Brief:
Identify every line containing the word "Travel" and reproduce each one.

Stored entries:
§ §
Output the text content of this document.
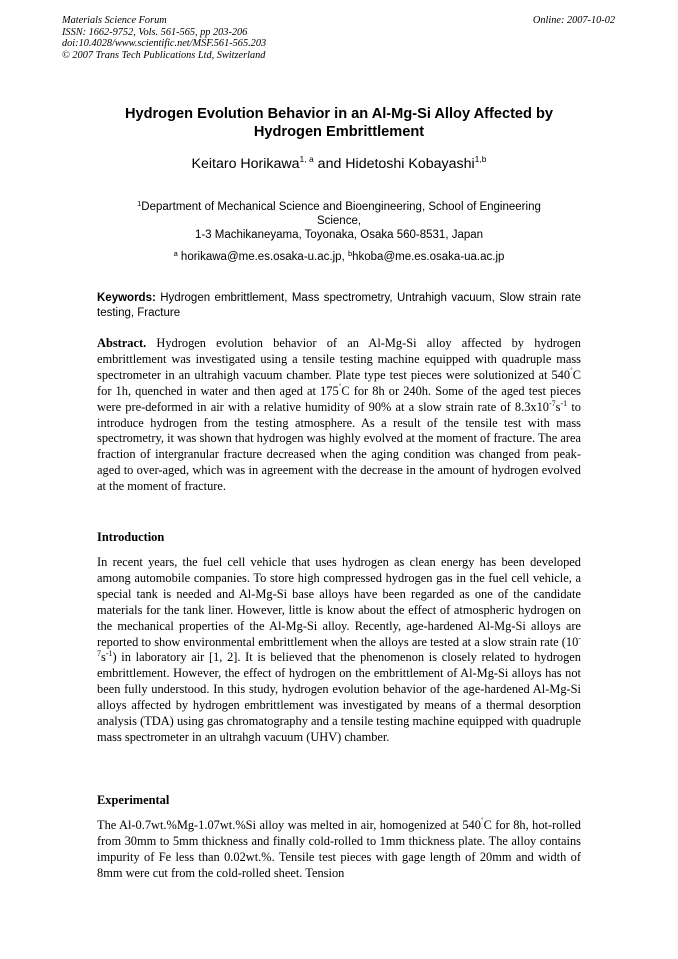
Materials Science Forum
ISSN: 1662-9752, Vols. 561-565, pp 203-206
doi:10.4028/www.scientific.net/MSF.561-565.203
© 2007 Trans Tech Publications Ltd, Switzerland
Online: 2007-10-02
Hydrogen Evolution Behavior in an Al-Mg-Si Alloy Affected by
Hydrogen Embrittlement
Keitaro Horikawa$^{1, a}$ and Hidetoshi Kobayashi$^{1,b}$
$^1$Department of Mechanical Science and Bioengineering, School of Engineering
Science,
1-3 Machikaneyama, Toyonaka, Osaka 560-8531, Japan
$^a$ horikawa@me.es.osaka-u.ac.jp, $^b$hkoba@me.es.osaka-ua.ac.jp
Keywords: Hydrogen embrittlement, Mass spectrometry, Untrahigh vacuum, Slow strain rate testing, Fracture

Abstract. Hydrogen evolution behavior of an Al-Mg-Si alloy affected by hydrogen embrittlement was investigated using a tensile testing machine equipped with quadruple mass spectrometer in an ultrahigh vacuum chamber. Plate type test pieces were solutionized at 540˚C for 1h, quenched in water and then aged at 175˚C for 8h or 240h. Some of the aged test pieces were pre-deformed in air with a relative humidity of 90% at a slow strain rate of $8.3x10^{-7}s^{-1}$ to introduce hydrogen from the testing atmosphere. As a result of the tensile test with mass spectrometry, it was shown that hydrogen was highly evolved at the moment of fracture. The area fraction of intergranular fracture decreased when the aging condition was changed from peak-aged to over-aged, which was in agreement with the decrease in the amount of hydrogen evolved at the moment of fracture.

Introduction

In recent years, the fuel cell vehicle that uses hydrogen as clean energy has been developed among automobile companies. To store high compressed hydrogen gas in the fuel cell vehicle, a special tank is needed and Al-Mg-Si base alloys have been regarded as one of the candidate materials for the tank liner. However, little is know about the effect of atmospheric hydrogen on the mechanical properties of the Al-Mg-Si alloy. Recently, age-hardened Al-Mg-Si alloys are reported to show environmental embrittlement when the alloys are tested at a slow strain rate $(10^{-7}s^{-1})$ in laboratory air [1, 2]. It is believed that the phenomenon is closely related to hydrogen embrittlement. However, the effect of hydrogen on the embrittlement of Al-Mg-Si alloys has not been fully understood. In this study, hydrogen evolution behavior of the age-hardened Al-Mg-Si alloys affected by hydrogen embrittlement was investigated by means of a thermal desorption analysis (TDA) using gas chromatography and a tensile testing machine equipped with quadruple mass spectrometer in an ultrahgh vacuum (UHV) chamber.

Experimental

The Al-0.7wt.%Mg-1.07wt.%Si alloy was melted in air, homogenized at 540˚C for 8h, hot-rolled from 30mm to 5mm thickness and finally cold-rolled to 1mm thickness plate. The alloy contains impurity of Fe less than 0.02wt.%. Tensile test pieces with gage length of 20mm and width of 8mm were cut from the cold-rolled sheet. Tension
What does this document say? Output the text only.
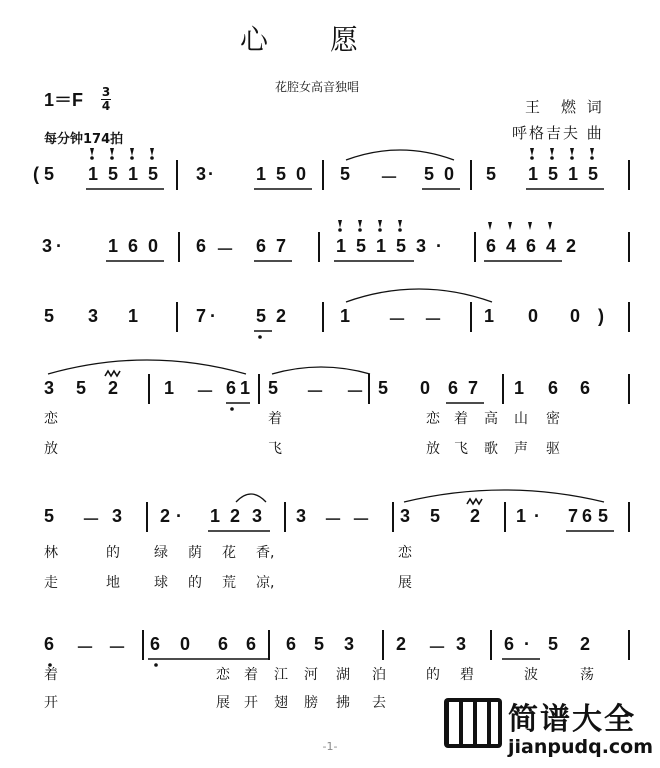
心愿
花腔女高音独唱
1＝F 3
4
每分钟174拍
王　燃 词
呼格吉夫 曲
( 5 1 5 1 5 3 · 1 5 0 5 － 5 0 5 1 5 1 5
3 ·	1 6 0 6 － 6 7	1 5 1 5 3 · 6 4 6 4 2
5 3 1	7 · 5 2	1 － － 1 0 0 )
3 5 2	1 － 6 1 5 － － 5 0 6 7 1 6 6
恋	着	恋 着 高 山 密
放	飞	放 飞 歌 声 驱
5 － 3 2 · 1 2 3 3 － － 3 5 2 1 · 7 6 5
林	的 绿 荫 花 香,	恋
走	地 球 的 荒 凉,	展
6 － － 6 0 6 6 6 5 3 2 － 3 6 · 5 2
着	恋 着 江 河 湖 泊	的 碧	波	荡
开	展 开 翅 膀 拂 去
-1-
简谱大全
jianpudq.com
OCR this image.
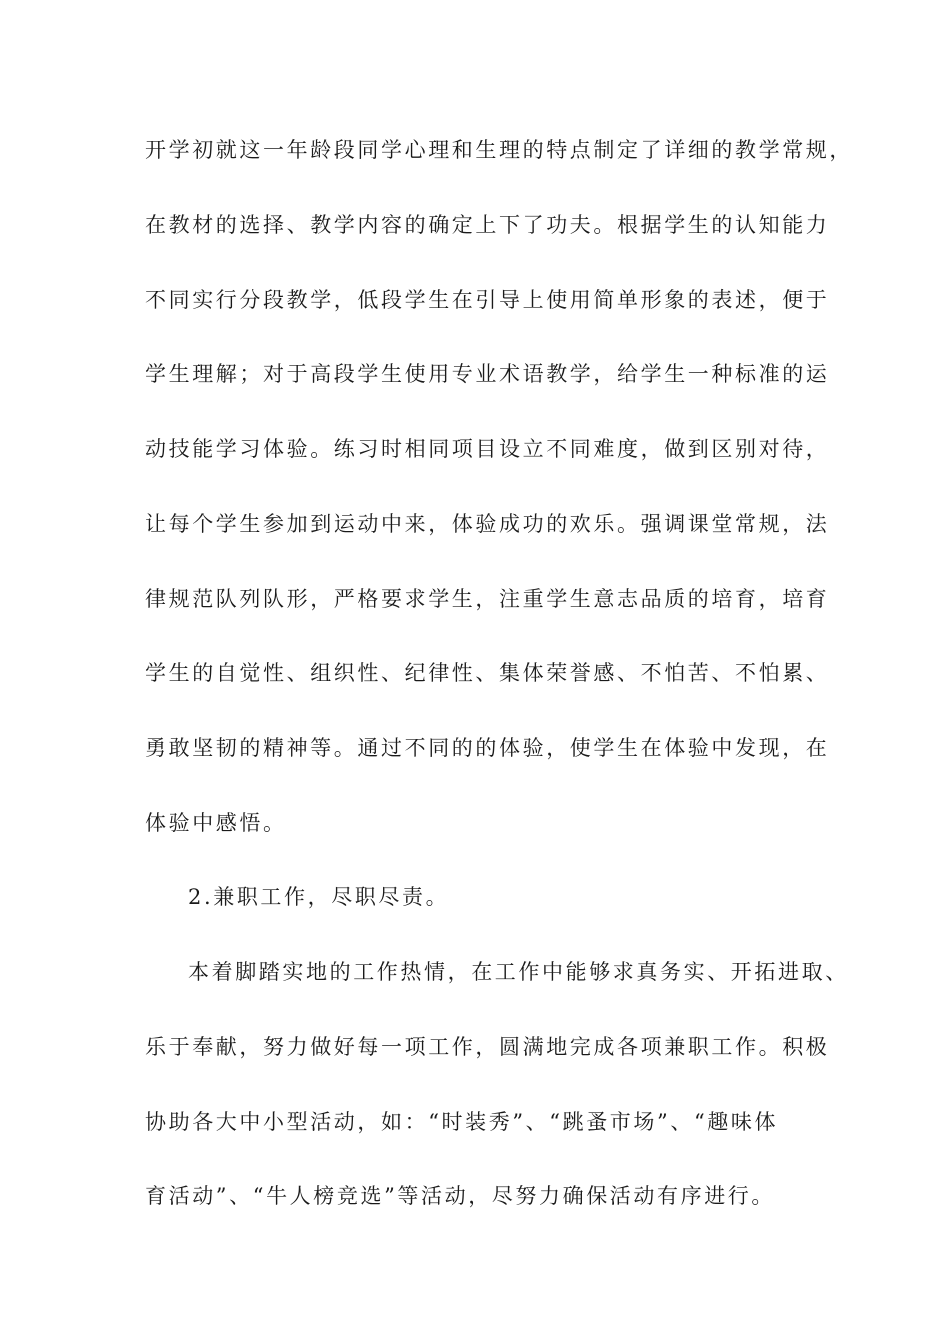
开学初就这一年龄段同学心理和生理的特点制定了详细的教学常规，
在教材的选择、教学内容的确定上下了功夫。根据学生的认知能力
不同实行分段教学，低段学生在引导上使用简单形象的表述，便于
学生理解；对于高段学生使用专业术语教学，给学生一种标准的运
动技能学习体验。练习时相同项目设立不同难度，做到区别对待，
让每个学生参加到运动中来，体验成功的欢乐。强调课堂常规，法
律规范队列队形，严格要求学生，注重学生意志品质的培育，培育
学生的自觉性、组织性、纪律性、集体荣誉感、不怕苦、不怕累、
勇敢坚韧的精神等。通过不同的的体验，使学生在体验中发现，在
体验中感悟。
2.兼职工作，尽职尽责。
本着脚踏实地的工作热情，在工作中能够求真务实、开拓进取、
乐于奉献，努力做好每一项工作，圆满地完成各项兼职工作。积极
协助各大中小型活动，如：“时装秀”、“跳蚤市场”、“趣味体
育活动”、“牛人榜竞选”等活动，尽努力确保活动有序进行。
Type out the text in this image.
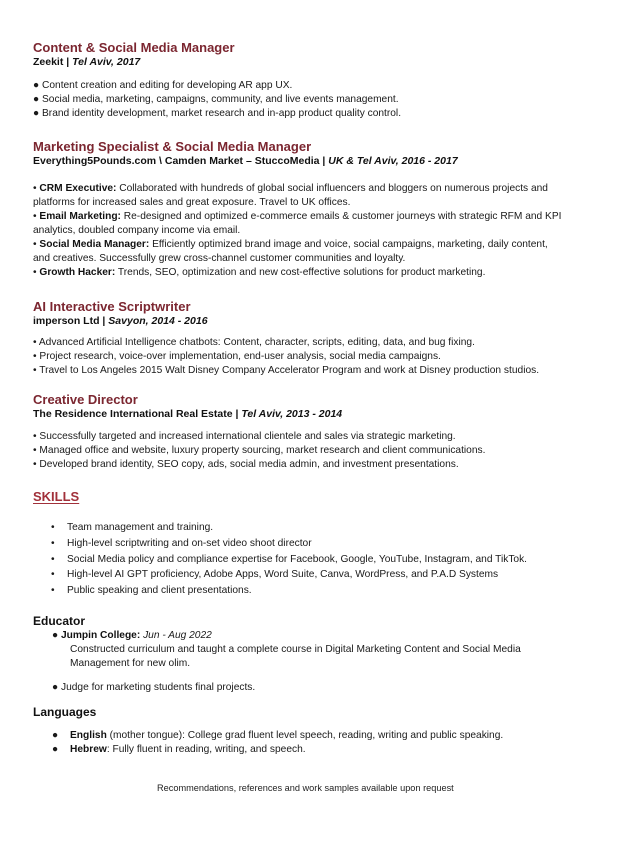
Content & Social Media Manager
Zeekit | Tel Aviv, 2017
● Content creation and editing for developing AR app UX.
● Social media, marketing, campaigns, community, and live events management.
● Brand identity development, market research and in-app product quality control.
Marketing Specialist & Social Media Manager
Everything5Pounds.com \ Camden Market – StuccoMedia | UK & Tel Aviv, 2016 - 2017
• CRM Executive: Collaborated with hundreds of global social influencers and bloggers on numerous projects and
platforms for increased sales and great exposure. Travel to UK offices.
• Email Marketing: Re-designed and optimized e-commerce emails & customer journeys with strategic RFM and KPI
analytics, doubled company income via email.
• Social Media Manager: Efficiently optimized brand image and voice, social campaigns, marketing, daily content,
and creatives. Successfully grew cross-channel customer communities and loyalty.
• Growth Hacker: Trends, SEO, optimization and new cost-effective solutions for product marketing.
AI Interactive Scriptwriter
imperson Ltd | Savyon, 2014 - 2016
• Advanced Artificial Intelligence chatbots: Content, character, scripts, editing, data, and bug fixing.
• Project research, voice-over implementation, end-user analysis, social media campaigns.
• Travel to Los Angeles 2015 Walt Disney Company Accelerator Program and work at Disney production studios.
Creative Director
The Residence International Real Estate | Tel Aviv, 2013 - 2014
• Successfully targeted and increased international clientele and sales via strategic marketing.
• Managed office and website, luxury property sourcing, market research and client communications.
• Developed brand identity, SEO copy, ads, social media admin, and investment presentations.
SKILLS
• Team management and training.
• High-level scriptwriting and on-set video shoot director
• Social Media policy and compliance expertise for Facebook, Google, YouTube, Instagram, and TikTok.
• High-level AI GPT proficiency, Adobe Apps, Word Suite, Canva, WordPress, and P.A.D Systems
• Public speaking and client presentations.
Educator
● Jumpin College: Jun - Aug 2022
Constructed curriculum and taught a complete course in Digital Marketing Content and Social Media
Management for new olim.
● Judge for marketing students final projects.
Languages
● English (mother tongue): College grad fluent level speech, reading, writing and public speaking.
● Hebrew: Fully fluent in reading, writing, and speech.
Recommendations, references and work samples available upon request
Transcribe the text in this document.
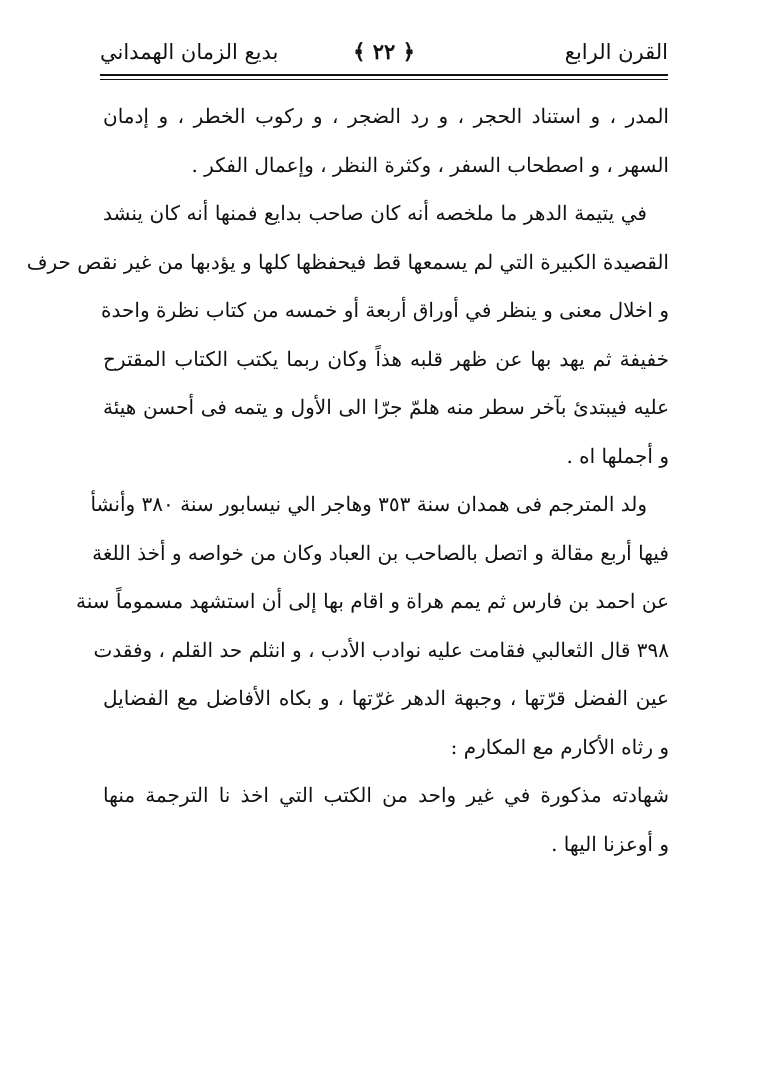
القرن الرابع
﴿ ٢٢ ﴾
بديع الزمان الهمداني
المدر ، و استناد الحجر ، و رد الضجر ، و ركوب الخطر ، و إدمان
السهر ، و اصطحاب السفر ، وكثرة النظر ، وإعمال الفكر .
في يتيمة الدهر ما ملخصه أنه كان صاحب بدايع فمنها أنه كان ينشد
القصيدة الكبيرة التي لم يسمعها قط فيحفظها كلها و يؤدبها من غير نقص حرف
و اخلال معنى و ينظر في أوراق أربعة أو خمسه من كتاب نظرة واحدة
خفيفة ثم يهد بها عن ظهر قلبه هذاً وكان ربما يكتب الكتاب المقترح
عليه فيبتدئ بآخر سطر منه هلمّ جرّا الى الأول و يتمه فى أحسن هيئة
و أجملها اه .
ولد المترجم فى همدان سنة ٣٥٣ وهاجر الي نيسابور سنة ٣٨٠ وأنشأ
فيها أربع مقالة و اتصل بالصاحب بن العباد وكان من خواصه و أخذ اللغة
عن احمد بن فارس ثم يمم هراة و اقام بها إلى أن استشهد مسموماً سنة
٣٩٨ قال الثعالبي فقامت عليه نوادب الأدب ، و انثلم حد القلم ، وفقدت
عين الفضل قرّتها ، وجبهة الدهر غرّتها ، و بكاه الأفاضل مع الفضايل
و رثاه الأكارم مع المكارم :
شهادته مذكورة في غير واحد من الكتب التي اخذ نا الترجمة منها
و أوعزنا اليها .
§ §
Correct response:
platforms for increased sales and great exposure. Travel to UK offices.
• Travel to Los Angeles 2015 Walt Disney Company Accelerator Program and work at Disney production studios.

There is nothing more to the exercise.